▶ EXERCISE AIM: Look through the data below. Show each line where the string "tasks" occurs.

-- start of GIVEN RECORDS --

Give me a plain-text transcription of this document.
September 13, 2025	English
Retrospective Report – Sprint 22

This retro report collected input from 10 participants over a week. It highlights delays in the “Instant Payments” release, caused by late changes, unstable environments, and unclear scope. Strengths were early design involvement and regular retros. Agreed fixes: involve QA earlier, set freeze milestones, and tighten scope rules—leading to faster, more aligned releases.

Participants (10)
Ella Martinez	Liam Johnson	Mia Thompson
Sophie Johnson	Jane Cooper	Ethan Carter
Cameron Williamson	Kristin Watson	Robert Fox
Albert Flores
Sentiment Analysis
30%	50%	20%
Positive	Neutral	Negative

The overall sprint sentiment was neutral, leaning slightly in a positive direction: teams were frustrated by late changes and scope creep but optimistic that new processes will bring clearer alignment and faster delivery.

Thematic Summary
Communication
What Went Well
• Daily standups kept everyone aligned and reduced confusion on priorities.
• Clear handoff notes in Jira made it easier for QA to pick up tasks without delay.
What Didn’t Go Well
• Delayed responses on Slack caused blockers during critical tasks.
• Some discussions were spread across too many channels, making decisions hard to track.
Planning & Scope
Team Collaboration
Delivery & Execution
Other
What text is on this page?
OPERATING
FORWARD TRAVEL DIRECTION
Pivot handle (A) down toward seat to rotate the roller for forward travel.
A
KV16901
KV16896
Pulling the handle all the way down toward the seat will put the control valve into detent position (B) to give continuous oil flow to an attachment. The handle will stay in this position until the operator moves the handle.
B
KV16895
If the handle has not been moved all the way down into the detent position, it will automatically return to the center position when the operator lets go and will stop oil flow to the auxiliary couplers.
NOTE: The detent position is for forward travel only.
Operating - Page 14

-- end of GIVEN RECORDS --

▶ THE REPLY:
• Clear handoff notes in Jira made it easier for QA to pick up tasks without delay.
• Delayed responses on Slack caused blockers during critical tasks.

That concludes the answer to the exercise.